### Input
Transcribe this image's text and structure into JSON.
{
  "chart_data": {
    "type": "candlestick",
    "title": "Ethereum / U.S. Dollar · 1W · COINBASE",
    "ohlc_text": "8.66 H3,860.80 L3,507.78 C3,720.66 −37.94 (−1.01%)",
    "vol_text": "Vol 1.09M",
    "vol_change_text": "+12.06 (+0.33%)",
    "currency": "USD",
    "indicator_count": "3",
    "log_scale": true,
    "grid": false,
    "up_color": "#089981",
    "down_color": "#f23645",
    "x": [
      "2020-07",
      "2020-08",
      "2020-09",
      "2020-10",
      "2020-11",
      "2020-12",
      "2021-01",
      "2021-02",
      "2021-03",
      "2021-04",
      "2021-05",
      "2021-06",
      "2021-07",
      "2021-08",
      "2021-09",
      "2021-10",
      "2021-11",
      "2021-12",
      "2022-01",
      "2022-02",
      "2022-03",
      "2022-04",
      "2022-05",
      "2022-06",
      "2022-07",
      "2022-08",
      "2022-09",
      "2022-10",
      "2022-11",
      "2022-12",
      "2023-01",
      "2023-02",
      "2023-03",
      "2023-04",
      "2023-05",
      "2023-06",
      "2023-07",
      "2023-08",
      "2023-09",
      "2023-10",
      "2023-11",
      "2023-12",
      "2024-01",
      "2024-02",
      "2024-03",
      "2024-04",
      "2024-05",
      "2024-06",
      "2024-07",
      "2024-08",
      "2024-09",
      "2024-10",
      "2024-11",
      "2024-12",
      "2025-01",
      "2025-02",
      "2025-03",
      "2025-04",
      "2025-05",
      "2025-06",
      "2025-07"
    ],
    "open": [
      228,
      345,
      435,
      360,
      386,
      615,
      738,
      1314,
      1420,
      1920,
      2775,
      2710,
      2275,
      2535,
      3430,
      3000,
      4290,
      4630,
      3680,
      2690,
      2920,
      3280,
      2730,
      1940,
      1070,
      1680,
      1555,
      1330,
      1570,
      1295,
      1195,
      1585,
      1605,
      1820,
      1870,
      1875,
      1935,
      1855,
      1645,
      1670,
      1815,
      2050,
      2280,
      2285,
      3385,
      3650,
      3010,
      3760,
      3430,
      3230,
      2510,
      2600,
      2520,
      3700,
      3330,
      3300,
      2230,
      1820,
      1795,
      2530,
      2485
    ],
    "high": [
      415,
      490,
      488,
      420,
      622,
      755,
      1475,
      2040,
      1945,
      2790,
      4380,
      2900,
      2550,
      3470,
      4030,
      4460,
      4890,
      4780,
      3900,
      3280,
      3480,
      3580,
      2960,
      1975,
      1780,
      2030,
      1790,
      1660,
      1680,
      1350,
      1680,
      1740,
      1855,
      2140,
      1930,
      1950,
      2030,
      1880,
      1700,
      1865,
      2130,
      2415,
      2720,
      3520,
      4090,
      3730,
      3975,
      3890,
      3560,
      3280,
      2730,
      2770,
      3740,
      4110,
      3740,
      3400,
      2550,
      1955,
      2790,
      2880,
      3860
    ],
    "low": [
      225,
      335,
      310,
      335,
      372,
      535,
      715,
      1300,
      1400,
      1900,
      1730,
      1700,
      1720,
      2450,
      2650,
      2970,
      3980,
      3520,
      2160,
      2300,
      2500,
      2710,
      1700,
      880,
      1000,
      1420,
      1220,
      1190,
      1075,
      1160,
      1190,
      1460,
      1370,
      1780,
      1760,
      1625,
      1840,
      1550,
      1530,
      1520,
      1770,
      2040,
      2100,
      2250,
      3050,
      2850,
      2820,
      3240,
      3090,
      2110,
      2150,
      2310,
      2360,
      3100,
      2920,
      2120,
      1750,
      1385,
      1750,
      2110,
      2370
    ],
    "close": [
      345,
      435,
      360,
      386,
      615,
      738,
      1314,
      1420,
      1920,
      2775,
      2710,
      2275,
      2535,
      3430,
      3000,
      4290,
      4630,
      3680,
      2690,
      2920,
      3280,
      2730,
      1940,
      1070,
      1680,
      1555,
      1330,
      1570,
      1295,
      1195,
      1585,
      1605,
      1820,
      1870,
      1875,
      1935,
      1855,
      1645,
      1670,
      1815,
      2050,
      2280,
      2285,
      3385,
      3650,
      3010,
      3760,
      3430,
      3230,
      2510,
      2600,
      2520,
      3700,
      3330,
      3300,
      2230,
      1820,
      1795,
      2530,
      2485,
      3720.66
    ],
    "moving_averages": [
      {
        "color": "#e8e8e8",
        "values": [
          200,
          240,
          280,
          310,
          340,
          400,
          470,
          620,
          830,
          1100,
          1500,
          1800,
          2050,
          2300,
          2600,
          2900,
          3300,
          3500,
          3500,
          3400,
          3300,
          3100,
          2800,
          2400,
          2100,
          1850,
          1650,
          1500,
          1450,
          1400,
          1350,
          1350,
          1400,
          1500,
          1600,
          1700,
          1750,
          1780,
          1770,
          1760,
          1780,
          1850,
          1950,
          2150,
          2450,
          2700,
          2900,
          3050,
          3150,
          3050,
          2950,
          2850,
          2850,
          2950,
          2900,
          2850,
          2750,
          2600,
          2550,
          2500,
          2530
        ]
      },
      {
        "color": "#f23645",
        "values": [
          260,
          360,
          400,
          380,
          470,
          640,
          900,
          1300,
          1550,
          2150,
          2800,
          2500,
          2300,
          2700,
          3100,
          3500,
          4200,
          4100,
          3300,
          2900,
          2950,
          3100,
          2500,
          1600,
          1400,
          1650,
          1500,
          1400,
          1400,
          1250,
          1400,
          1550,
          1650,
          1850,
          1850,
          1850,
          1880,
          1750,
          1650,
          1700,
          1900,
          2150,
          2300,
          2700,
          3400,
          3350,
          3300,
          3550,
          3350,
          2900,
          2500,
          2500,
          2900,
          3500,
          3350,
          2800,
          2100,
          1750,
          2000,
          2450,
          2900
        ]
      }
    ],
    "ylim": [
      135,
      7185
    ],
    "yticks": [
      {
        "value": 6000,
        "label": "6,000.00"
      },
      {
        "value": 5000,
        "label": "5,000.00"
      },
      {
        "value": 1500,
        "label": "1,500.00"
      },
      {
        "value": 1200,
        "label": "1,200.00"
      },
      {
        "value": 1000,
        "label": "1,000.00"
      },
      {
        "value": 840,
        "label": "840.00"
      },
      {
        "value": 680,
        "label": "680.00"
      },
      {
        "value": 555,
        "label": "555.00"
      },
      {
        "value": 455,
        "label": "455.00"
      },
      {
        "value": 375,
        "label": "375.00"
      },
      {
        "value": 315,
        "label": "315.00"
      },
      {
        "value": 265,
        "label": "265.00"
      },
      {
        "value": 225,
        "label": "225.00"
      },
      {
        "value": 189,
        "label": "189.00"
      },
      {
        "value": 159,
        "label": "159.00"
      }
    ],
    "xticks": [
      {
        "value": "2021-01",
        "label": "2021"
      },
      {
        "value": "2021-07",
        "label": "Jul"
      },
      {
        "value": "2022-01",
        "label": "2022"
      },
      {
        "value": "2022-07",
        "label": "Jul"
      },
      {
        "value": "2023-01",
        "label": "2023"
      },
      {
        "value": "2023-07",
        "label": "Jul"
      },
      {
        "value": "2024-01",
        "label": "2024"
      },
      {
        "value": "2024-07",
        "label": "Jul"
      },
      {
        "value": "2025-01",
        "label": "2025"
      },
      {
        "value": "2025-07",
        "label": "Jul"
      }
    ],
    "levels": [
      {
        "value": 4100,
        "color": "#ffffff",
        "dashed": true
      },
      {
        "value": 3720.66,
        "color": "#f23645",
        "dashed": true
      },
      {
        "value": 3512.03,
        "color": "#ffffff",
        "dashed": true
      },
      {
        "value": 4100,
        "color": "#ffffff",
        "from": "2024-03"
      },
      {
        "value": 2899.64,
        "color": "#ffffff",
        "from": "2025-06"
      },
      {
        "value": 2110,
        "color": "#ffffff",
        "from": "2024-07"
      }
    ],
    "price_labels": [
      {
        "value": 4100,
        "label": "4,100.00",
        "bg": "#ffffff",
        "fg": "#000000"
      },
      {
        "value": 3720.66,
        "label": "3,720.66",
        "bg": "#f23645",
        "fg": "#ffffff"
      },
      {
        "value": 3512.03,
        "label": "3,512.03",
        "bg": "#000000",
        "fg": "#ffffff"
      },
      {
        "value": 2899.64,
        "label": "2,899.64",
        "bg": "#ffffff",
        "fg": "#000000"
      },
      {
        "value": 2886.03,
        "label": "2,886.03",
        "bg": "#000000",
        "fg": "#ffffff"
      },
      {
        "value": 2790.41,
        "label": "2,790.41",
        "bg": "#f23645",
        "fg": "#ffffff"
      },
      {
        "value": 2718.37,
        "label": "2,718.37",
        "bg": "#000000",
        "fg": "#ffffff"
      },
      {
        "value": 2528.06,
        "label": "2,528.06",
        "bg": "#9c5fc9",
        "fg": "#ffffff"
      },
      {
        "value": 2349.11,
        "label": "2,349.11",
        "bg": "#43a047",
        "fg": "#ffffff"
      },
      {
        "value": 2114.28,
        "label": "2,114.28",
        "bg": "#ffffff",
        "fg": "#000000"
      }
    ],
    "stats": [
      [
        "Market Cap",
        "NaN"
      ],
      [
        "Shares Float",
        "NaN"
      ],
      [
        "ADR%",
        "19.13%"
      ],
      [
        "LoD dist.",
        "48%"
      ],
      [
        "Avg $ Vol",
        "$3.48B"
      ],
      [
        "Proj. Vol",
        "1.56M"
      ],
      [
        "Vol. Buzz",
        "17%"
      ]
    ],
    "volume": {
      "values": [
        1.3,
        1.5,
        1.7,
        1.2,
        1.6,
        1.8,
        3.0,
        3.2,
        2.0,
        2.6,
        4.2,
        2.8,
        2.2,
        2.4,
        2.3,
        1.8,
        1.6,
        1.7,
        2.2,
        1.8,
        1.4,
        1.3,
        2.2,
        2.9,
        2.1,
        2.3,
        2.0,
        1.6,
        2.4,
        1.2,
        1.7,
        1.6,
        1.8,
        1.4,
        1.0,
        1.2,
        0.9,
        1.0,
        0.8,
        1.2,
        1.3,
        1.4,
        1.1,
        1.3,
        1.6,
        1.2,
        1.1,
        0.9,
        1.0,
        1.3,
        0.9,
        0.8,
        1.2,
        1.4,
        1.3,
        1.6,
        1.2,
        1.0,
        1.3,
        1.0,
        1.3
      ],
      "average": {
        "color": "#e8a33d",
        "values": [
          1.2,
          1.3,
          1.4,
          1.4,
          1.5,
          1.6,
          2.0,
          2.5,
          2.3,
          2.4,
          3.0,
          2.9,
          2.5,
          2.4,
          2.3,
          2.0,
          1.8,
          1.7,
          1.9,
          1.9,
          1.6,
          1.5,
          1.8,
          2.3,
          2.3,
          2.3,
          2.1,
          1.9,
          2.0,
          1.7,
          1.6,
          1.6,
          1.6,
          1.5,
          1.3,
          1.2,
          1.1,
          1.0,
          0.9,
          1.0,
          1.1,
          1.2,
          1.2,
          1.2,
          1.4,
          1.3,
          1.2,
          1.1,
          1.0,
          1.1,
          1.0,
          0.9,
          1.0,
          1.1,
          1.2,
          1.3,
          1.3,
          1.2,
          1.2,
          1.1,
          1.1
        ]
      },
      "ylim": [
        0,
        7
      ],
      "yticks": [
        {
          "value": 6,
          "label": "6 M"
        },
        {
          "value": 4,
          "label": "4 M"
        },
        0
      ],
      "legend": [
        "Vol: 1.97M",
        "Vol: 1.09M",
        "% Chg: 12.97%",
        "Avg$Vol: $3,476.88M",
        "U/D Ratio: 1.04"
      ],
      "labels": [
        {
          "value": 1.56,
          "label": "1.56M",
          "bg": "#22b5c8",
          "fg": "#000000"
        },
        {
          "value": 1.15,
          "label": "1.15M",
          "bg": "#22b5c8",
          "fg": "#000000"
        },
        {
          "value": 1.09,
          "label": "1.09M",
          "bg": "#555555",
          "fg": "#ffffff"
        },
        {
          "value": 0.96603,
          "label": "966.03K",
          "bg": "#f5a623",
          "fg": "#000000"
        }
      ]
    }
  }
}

### What to do
Collect every line above that contains the word "from".

### Task result
        "from": "2024-03"
        "from": "2025-06"
        "from": "2024-07"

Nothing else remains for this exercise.